GIVEN PROBLEM:
Copy every entry exactly as given, minus the images.

[Entries from a visual dataset]
################
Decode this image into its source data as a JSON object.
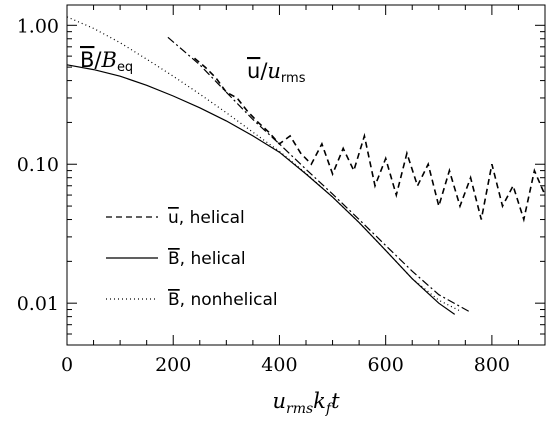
{
  "chart_data": {
    "type": "line",
    "xlabel": {
      "base": "u",
      "sub1": "rms",
      "mid": "k",
      "sub2": "f",
      "tail": "t"
    },
    "xlim": [
      0,
      900
    ],
    "ylim": [
      0.005,
      1.4
    ],
    "yscale": "log",
    "x_ticks": [
      0,
      200,
      400,
      600,
      800
    ],
    "x_tick_labels": [
      "0",
      "200",
      "400",
      "600",
      "800"
    ],
    "y_ticks": [
      0.01,
      0.1,
      1.0
    ],
    "y_tick_labels": [
      "0.01",
      "0.10",
      "1.00"
    ],
    "annotations": [
      {
        "id": "b-ratio",
        "letter": "B",
        "slash": "/",
        "denom": "B",
        "denom_sub": "eq"
      },
      {
        "id": "u-ratio",
        "letter": "u",
        "slash": "/",
        "denom": "u",
        "denom_sub": "rms"
      }
    ],
    "legend": {
      "position": "lower-left",
      "entries": [
        {
          "symbol": "u",
          "text": ", helical",
          "style": "dashed"
        },
        {
          "symbol": "B",
          "text": ", helical",
          "style": "solid"
        },
        {
          "symbol": "B",
          "text": ", nonhelical",
          "style": "dotted"
        }
      ]
    },
    "series": [
      {
        "style": "solid",
        "x": [
          0,
          50,
          100,
          150,
          200,
          250,
          300,
          350,
          400,
          450,
          500,
          550,
          600,
          650,
          700,
          730
        ],
        "y": [
          0.52,
          0.48,
          0.43,
          0.37,
          0.31,
          0.255,
          0.205,
          0.16,
          0.122,
          0.085,
          0.058,
          0.038,
          0.024,
          0.015,
          0.01,
          0.0083
        ]
      },
      {
        "style": "dotted",
        "x": [
          0,
          50,
          100,
          150,
          200,
          250,
          300,
          350,
          400,
          450,
          500,
          550,
          600,
          650,
          700,
          740
        ],
        "y": [
          1.15,
          0.95,
          0.75,
          0.57,
          0.43,
          0.32,
          0.235,
          0.17,
          0.124,
          0.086,
          0.058,
          0.038,
          0.024,
          0.015,
          0.0105,
          0.0088
        ]
      },
      {
        "style": "dashed",
        "x": [
          240,
          260,
          280,
          300,
          320,
          340,
          360,
          380,
          400,
          420,
          440,
          460,
          480,
          500,
          520,
          540,
          560,
          580,
          600,
          620,
          640,
          660,
          680,
          700,
          720,
          740,
          760,
          780,
          800,
          820,
          840,
          860,
          880,
          900
        ],
        "y": [
          0.58,
          0.5,
          0.42,
          0.33,
          0.3,
          0.24,
          0.2,
          0.17,
          0.14,
          0.16,
          0.12,
          0.1,
          0.14,
          0.085,
          0.13,
          0.09,
          0.16,
          0.07,
          0.11,
          0.06,
          0.12,
          0.07,
          0.1,
          0.05,
          0.09,
          0.05,
          0.08,
          0.04,
          0.1,
          0.05,
          0.07,
          0.04,
          0.09,
          0.06
        ]
      },
      {
        "style": "dash-dot",
        "x": [
          190,
          250,
          300,
          350,
          400,
          450,
          500,
          550,
          600,
          650,
          700,
          760
        ],
        "y": [
          0.82,
          0.52,
          0.33,
          0.21,
          0.14,
          0.092,
          0.061,
          0.04,
          0.026,
          0.017,
          0.0115,
          0.0086
        ]
      }
    ]
  }
}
################
COMPLETE OUTPUT:
Decode this image into its source data as a JSON object.
{
  "chart_data": {
    "type": "line",
    "xlabel": {
      "base": "u",
      "sub1": "rms",
      "mid": "k",
      "sub2": "f",
      "tail": "t"
    },
    "xlim": [
      0,
      900
    ],
    "ylim": [
      0.005,
      1.4
    ],
    "yscale": "log",
    "x_ticks": [
      0,
      200,
      400,
      600,
      800
    ],
    "x_tick_labels": [
      "0",
      "200",
      "400",
      "600",
      "800"
    ],
    "y_ticks": [
      0.01,
      0.1,
      1.0
    ],
    "y_tick_labels": [
      "0.01",
      "0.10",
      "1.00"
    ],
    "annotations": [
      {
        "id": "b-ratio",
        "letter": "B",
        "slash": "/",
        "denom": "B",
        "denom_sub": "eq"
      },
      {
        "id": "u-ratio",
        "letter": "u",
        "slash": "/",
        "denom": "u",
        "denom_sub": "rms"
      }
    ],
    "legend": {
      "position": "lower-left",
      "entries": [
        {
          "symbol": "u",
          "text": ", helical",
          "style": "dashed"
        },
        {
          "symbol": "B",
          "text": ", helical",
          "style": "solid"
        },
        {
          "symbol": "B",
          "text": ", nonhelical",
          "style": "dotted"
        }
      ]
    },
    "series": [
      {
        "style": "solid",
        "x": [
          0,
          50,
          100,
          150,
          200,
          250,
          300,
          350,
          400,
          450,
          500,
          550,
          600,
          650,
          700,
          730
        ],
        "y": [
          0.52,
          0.48,
          0.43,
          0.37,
          0.31,
          0.255,
          0.205,
          0.16,
          0.122,
          0.085,
          0.058,
          0.038,
          0.024,
          0.015,
          0.01,
          0.0083
        ]
      },
      {
        "style": "dotted",
        "x": [
          0,
          50,
          100,
          150,
          200,
          250,
          300,
          350,
          400,
          450,
          500,
          550,
          600,
          650,
          700,
          740
        ],
        "y": [
          1.15,
          0.95,
          0.75,
          0.57,
          0.43,
          0.32,
          0.235,
          0.17,
          0.124,
          0.086,
          0.058,
          0.038,
          0.024,
          0.015,
          0.0105,
          0.0088
        ]
      },
      {
        "style": "dashed",
        "x": [
          240,
          260,
          280,
          300,
          320,
          340,
          360,
          380,
          400,
          420,
          440,
          460,
          480,
          500,
          520,
          540,
          560,
          580,
          600,
          620,
          640,
          660,
          680,
          700,
          720,
          740,
          760,
          780,
          800,
          820,
          840,
          860,
          880,
          900
        ],
        "y": [
          0.58,
          0.5,
          0.42,
          0.33,
          0.3,
          0.24,
          0.2,
          0.17,
          0.14,
          0.16,
          0.12,
          0.1,
          0.14,
          0.085,
          0.13,
          0.09,
          0.16,
          0.07,
          0.11,
          0.06,
          0.12,
          0.07,
          0.1,
          0.05,
          0.09,
          0.05,
          0.08,
          0.04,
          0.1,
          0.05,
          0.07,
          0.04,
          0.09,
          0.06
        ]
      },
      {
        "style": "dash-dot",
        "x": [
          190,
          250,
          300,
          350,
          400,
          450,
          500,
          550,
          600,
          650,
          700,
          760
        ],
        "y": [
          0.82,
          0.52,
          0.33,
          0.21,
          0.14,
          0.092,
          0.061,
          0.04,
          0.026,
          0.017,
          0.0115,
          0.0086
        ]
      }
    ]
  }
}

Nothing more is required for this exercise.